— Begin —
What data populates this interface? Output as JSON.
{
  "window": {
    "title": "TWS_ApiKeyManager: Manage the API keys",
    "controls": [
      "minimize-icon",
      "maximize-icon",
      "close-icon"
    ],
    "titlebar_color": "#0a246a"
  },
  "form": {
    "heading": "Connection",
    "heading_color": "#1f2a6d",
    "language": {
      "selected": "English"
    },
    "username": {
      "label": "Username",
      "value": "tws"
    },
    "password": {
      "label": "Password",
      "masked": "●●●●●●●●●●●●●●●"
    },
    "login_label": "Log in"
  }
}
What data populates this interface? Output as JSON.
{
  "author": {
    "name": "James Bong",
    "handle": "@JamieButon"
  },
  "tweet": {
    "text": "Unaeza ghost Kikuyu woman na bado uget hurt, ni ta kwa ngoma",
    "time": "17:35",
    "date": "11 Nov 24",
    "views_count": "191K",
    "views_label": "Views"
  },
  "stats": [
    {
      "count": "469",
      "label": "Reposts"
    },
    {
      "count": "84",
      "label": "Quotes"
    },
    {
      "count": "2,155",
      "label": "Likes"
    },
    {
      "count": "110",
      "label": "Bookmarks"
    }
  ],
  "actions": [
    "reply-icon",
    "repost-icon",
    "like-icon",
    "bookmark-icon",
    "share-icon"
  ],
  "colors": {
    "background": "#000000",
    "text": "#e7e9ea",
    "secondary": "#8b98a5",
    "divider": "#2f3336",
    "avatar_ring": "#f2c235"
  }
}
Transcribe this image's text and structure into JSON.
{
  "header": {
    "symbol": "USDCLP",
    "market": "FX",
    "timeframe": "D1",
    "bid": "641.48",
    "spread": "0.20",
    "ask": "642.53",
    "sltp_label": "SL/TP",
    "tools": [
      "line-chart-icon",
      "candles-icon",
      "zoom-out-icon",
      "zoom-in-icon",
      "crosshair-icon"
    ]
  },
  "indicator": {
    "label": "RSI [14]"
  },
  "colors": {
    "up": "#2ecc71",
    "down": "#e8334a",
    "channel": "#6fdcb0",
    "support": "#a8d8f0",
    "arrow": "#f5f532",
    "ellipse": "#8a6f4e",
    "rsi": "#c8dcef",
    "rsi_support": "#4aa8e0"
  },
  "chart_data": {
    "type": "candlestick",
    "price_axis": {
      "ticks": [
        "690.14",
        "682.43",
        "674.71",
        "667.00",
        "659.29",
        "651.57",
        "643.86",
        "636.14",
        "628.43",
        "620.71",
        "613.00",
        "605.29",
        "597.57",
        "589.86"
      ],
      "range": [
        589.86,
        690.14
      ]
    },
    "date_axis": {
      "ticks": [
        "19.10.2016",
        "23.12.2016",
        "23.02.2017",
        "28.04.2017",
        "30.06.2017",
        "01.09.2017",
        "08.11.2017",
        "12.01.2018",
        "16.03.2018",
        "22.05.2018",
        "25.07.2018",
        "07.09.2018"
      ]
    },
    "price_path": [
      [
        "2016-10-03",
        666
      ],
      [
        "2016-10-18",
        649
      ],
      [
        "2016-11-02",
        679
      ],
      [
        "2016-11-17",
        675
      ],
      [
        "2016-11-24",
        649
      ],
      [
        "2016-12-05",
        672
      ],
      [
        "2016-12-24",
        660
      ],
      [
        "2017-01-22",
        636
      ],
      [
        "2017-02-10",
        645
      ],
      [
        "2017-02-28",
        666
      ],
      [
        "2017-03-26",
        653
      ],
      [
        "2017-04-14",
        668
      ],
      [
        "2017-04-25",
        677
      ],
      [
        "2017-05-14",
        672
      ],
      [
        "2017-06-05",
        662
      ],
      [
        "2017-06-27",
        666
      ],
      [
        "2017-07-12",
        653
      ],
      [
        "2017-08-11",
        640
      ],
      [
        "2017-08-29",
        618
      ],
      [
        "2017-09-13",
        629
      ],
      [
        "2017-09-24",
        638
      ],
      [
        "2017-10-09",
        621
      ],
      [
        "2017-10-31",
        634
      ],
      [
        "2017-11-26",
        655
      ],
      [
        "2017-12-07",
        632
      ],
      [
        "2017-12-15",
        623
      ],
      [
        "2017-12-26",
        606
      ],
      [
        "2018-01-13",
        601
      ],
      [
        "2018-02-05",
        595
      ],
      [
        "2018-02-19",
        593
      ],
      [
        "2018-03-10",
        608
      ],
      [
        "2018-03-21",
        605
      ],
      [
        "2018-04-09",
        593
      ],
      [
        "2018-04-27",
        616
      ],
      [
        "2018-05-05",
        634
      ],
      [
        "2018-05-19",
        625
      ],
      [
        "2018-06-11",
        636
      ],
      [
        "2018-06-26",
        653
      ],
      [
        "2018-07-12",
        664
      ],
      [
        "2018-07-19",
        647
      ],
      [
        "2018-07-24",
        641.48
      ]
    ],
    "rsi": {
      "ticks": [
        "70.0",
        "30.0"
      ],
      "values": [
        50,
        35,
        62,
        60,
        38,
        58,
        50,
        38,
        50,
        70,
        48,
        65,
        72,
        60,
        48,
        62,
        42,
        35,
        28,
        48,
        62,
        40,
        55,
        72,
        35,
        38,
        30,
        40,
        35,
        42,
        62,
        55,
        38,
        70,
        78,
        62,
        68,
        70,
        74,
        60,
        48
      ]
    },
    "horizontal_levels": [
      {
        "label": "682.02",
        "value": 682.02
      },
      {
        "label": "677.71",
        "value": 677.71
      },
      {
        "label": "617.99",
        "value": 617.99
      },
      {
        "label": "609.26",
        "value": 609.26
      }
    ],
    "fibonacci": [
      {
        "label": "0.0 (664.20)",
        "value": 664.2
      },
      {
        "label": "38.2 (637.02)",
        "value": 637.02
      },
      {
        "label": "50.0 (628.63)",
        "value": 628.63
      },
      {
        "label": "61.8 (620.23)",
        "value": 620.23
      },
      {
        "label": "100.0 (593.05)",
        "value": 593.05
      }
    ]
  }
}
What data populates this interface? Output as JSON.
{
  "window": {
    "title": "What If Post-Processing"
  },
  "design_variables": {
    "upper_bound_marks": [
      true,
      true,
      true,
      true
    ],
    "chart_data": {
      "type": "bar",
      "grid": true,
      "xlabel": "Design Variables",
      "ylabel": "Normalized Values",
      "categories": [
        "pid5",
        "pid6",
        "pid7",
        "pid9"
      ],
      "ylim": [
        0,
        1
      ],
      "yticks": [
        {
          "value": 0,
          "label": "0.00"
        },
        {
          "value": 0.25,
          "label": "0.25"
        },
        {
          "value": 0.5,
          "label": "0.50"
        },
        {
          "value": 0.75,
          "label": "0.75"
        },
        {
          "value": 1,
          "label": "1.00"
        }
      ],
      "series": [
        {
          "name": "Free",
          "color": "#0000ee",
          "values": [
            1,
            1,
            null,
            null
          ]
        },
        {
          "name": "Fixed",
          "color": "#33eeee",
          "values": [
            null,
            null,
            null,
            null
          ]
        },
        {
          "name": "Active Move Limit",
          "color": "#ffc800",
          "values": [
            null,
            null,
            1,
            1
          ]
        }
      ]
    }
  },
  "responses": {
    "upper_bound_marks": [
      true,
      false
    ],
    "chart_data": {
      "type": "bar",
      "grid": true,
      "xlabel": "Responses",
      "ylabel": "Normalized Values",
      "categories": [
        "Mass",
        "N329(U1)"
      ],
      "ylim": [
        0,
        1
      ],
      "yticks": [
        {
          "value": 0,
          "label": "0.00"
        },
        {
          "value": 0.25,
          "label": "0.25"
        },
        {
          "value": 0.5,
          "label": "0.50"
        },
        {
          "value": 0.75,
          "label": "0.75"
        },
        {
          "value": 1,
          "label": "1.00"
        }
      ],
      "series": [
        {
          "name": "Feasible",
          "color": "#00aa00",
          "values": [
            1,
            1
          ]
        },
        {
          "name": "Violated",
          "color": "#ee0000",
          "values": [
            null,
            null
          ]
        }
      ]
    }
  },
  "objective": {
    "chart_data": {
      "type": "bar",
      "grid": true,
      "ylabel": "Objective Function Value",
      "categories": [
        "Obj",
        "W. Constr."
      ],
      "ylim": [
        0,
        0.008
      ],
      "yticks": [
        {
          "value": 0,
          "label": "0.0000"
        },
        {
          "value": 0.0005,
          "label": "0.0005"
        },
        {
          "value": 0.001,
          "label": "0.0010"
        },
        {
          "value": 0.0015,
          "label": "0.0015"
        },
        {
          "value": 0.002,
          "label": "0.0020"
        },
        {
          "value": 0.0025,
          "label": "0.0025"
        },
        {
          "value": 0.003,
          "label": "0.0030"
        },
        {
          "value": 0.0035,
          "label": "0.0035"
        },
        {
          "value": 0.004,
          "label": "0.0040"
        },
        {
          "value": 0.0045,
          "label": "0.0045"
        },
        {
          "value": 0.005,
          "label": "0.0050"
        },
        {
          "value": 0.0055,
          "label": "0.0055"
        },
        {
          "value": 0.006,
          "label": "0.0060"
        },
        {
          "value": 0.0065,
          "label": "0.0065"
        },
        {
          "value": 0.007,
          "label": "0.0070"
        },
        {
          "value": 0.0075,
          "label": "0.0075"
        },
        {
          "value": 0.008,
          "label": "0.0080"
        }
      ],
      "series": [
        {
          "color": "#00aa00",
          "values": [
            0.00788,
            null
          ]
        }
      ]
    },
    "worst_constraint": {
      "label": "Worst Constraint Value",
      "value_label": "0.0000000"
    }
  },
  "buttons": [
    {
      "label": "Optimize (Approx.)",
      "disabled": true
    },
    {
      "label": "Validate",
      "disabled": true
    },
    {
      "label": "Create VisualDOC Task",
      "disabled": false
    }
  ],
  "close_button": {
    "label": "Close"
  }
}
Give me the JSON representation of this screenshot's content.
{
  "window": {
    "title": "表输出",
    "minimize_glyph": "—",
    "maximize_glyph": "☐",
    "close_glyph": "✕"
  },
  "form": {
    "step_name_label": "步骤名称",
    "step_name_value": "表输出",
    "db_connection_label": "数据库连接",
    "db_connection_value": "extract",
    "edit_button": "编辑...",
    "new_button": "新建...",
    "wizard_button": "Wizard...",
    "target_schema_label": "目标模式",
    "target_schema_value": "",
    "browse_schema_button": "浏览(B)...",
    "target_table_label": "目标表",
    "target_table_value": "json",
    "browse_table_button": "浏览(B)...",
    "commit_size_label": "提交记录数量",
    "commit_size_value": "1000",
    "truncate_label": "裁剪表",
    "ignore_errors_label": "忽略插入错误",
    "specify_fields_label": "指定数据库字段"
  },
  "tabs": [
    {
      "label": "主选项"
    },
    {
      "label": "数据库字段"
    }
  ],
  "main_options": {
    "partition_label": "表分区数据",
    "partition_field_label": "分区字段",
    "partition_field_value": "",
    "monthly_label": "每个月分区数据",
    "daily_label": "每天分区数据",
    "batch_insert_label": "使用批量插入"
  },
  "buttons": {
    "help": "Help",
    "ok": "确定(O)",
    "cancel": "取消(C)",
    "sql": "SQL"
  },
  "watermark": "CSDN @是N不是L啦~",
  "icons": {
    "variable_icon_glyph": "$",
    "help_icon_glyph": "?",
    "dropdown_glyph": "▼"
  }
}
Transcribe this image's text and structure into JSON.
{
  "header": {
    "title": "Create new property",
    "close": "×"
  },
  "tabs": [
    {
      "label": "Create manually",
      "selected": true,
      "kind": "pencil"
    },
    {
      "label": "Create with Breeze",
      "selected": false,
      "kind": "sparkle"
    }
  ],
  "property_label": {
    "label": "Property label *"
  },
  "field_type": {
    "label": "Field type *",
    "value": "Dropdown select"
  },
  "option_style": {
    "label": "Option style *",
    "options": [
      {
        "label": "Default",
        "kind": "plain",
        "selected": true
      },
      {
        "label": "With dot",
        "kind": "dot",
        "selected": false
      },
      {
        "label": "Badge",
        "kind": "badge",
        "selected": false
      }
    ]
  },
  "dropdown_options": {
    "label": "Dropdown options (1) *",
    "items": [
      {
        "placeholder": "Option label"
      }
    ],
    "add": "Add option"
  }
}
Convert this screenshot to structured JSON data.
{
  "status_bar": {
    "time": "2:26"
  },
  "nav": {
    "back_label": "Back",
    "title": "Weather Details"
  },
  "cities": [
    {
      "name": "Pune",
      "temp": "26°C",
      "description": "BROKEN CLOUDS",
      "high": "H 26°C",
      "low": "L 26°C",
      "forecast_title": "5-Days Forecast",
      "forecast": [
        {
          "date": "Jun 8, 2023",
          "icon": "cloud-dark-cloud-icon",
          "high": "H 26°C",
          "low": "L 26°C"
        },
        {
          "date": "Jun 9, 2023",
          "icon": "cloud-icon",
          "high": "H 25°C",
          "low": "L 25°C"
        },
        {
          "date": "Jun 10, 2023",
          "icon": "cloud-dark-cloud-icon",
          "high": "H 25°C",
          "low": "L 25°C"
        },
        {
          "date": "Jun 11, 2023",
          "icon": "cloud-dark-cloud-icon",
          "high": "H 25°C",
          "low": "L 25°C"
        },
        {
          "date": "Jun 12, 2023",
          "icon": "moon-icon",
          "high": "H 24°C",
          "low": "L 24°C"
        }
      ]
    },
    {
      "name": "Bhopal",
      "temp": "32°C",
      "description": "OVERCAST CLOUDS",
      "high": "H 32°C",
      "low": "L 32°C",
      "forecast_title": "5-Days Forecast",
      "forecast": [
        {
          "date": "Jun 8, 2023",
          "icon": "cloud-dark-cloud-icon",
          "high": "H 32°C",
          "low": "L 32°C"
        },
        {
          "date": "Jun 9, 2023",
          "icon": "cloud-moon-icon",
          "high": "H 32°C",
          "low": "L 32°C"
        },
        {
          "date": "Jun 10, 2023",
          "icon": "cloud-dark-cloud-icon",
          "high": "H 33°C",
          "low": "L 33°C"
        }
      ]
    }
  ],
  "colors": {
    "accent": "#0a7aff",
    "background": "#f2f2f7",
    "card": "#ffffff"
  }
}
— End —
=== Instruction ===
Scan the listing above for the word "description" and copy every line that holds it.

=== Output for this task ===
      "description": "BROKEN CLOUDS",
      "description": "OVERCAST CLOUDS",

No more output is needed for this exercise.